Exercise directions - Check each line of the data for "JSON" and select those that have it.

Excerpts from a figure dataset:
┄┄┄┄┄┄┄┄┄┄

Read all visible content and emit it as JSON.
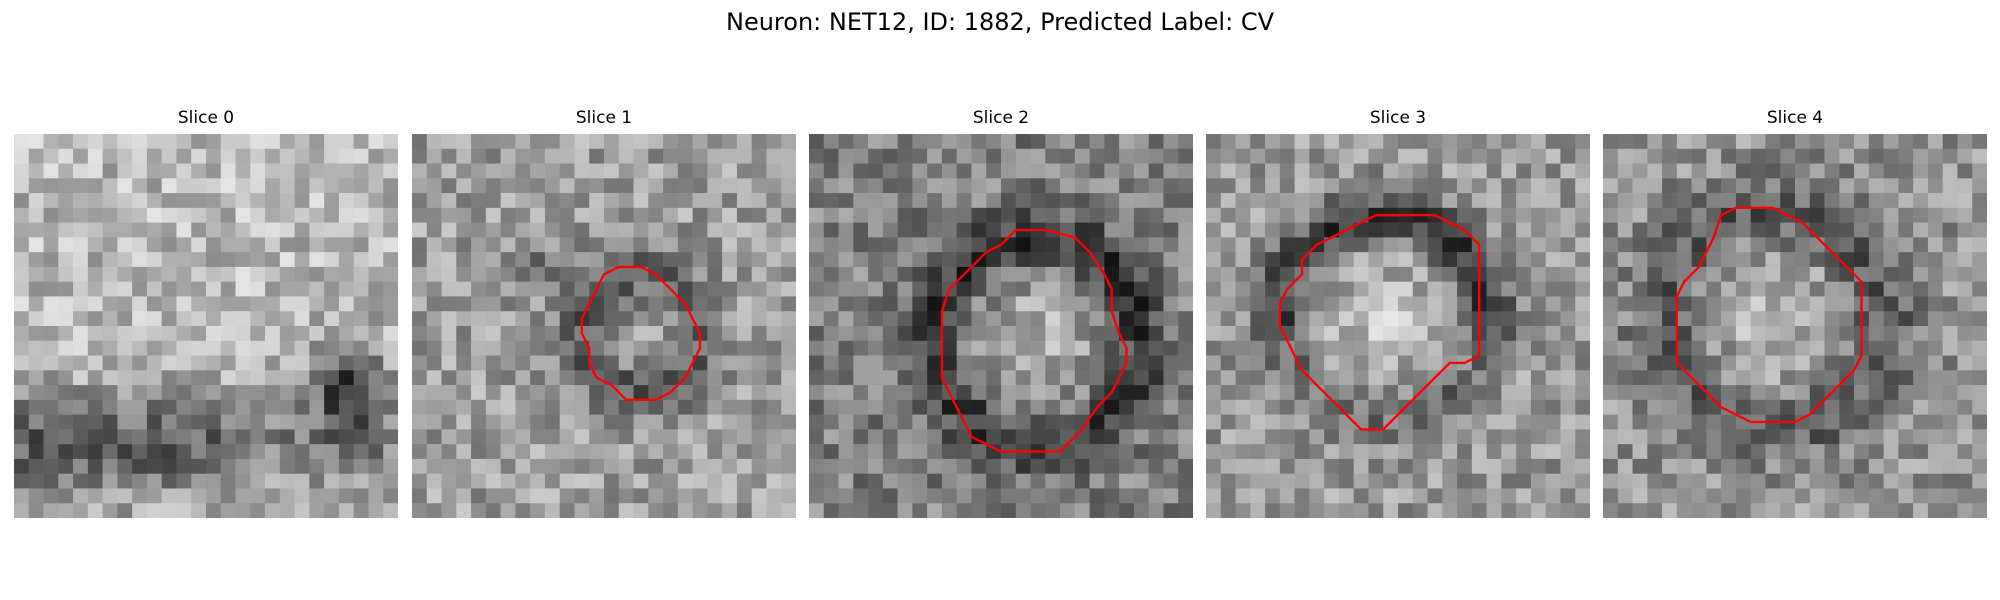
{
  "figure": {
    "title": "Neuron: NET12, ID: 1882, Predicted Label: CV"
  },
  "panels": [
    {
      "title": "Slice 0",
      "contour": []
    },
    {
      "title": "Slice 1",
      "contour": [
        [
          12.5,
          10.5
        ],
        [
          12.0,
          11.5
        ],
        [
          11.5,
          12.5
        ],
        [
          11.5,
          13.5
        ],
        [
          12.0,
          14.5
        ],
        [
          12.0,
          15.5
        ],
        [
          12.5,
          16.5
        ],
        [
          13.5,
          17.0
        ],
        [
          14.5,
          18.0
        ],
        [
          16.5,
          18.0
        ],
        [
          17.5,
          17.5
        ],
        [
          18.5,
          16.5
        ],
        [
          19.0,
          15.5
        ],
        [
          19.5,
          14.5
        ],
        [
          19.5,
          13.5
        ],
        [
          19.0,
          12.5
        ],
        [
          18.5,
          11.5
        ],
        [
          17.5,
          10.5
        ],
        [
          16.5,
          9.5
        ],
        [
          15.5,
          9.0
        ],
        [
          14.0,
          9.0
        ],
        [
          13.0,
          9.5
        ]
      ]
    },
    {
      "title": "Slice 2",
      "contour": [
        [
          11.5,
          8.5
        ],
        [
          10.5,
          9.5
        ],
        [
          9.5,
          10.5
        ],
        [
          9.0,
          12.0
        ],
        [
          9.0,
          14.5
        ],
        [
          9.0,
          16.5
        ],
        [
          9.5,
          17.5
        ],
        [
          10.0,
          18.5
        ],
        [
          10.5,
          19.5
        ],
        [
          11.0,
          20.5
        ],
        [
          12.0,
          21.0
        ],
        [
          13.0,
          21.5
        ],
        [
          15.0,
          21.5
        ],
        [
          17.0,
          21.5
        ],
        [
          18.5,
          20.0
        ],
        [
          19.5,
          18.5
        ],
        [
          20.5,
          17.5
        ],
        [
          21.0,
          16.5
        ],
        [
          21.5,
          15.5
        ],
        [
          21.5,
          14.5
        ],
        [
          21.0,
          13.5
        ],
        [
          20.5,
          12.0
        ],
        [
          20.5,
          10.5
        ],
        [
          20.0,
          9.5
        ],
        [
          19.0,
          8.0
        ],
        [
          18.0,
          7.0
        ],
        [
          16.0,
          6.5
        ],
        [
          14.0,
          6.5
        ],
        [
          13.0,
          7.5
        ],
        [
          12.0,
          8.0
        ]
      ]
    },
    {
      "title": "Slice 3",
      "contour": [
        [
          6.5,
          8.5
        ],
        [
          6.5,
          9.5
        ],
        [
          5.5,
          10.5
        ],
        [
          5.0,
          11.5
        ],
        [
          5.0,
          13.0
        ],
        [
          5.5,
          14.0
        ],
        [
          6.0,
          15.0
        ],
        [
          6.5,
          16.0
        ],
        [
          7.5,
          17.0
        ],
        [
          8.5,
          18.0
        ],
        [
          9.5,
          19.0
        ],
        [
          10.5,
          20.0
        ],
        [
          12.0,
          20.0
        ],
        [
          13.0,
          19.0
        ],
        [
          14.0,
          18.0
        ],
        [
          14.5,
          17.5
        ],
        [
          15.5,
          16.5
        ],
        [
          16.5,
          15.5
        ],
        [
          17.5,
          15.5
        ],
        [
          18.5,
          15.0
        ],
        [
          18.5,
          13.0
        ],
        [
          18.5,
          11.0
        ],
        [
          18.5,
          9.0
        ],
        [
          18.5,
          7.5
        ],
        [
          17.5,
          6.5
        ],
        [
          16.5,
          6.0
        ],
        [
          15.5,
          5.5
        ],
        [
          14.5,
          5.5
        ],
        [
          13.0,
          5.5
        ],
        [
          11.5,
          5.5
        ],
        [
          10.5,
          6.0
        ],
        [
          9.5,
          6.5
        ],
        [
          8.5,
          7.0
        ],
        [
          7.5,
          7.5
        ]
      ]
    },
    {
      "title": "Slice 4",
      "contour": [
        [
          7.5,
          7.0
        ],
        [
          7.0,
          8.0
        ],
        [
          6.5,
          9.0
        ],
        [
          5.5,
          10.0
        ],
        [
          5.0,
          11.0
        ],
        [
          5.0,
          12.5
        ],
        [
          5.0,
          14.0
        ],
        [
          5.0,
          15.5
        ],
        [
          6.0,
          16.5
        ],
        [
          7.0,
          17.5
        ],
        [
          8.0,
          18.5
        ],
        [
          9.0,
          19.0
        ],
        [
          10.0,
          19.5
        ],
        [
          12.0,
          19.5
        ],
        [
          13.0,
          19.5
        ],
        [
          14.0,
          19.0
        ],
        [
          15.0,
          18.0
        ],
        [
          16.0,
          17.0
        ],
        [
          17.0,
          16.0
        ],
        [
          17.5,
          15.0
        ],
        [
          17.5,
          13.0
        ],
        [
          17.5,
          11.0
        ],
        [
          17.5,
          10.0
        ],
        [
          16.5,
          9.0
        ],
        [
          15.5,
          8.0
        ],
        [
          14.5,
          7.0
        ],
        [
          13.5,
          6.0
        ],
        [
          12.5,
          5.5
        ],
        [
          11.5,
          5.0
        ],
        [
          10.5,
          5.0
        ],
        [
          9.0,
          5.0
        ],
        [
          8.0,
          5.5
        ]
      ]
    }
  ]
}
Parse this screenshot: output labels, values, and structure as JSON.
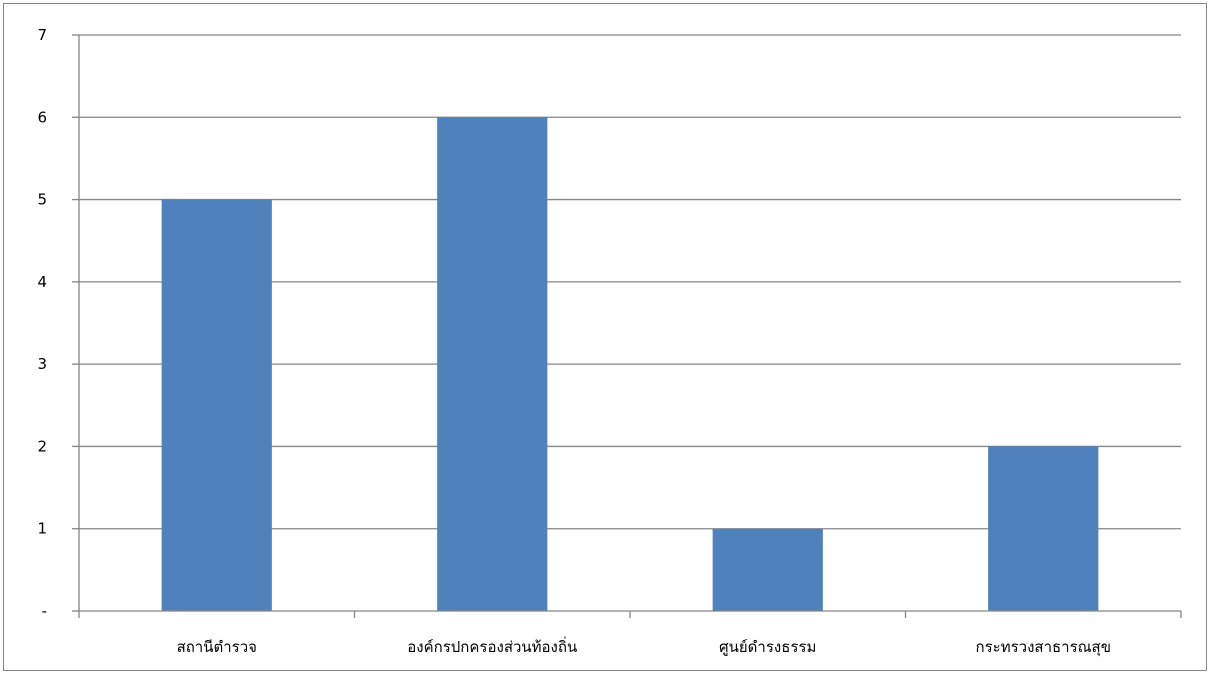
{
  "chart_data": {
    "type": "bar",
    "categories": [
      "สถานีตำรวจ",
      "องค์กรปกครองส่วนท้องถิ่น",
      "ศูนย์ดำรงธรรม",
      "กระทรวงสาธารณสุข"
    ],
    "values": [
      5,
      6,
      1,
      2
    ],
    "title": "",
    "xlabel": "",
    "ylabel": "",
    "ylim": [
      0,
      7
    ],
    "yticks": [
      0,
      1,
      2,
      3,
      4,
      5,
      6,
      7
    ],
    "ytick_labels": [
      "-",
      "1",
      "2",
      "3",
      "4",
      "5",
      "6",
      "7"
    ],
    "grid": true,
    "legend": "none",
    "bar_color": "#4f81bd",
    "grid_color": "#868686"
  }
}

┄┄┄┄┄┄┄┄┄┄

Response to the exercise -
Read all visible content and emit it as JSON.
Parse this screenshot: output labels, values, and structure as JSON.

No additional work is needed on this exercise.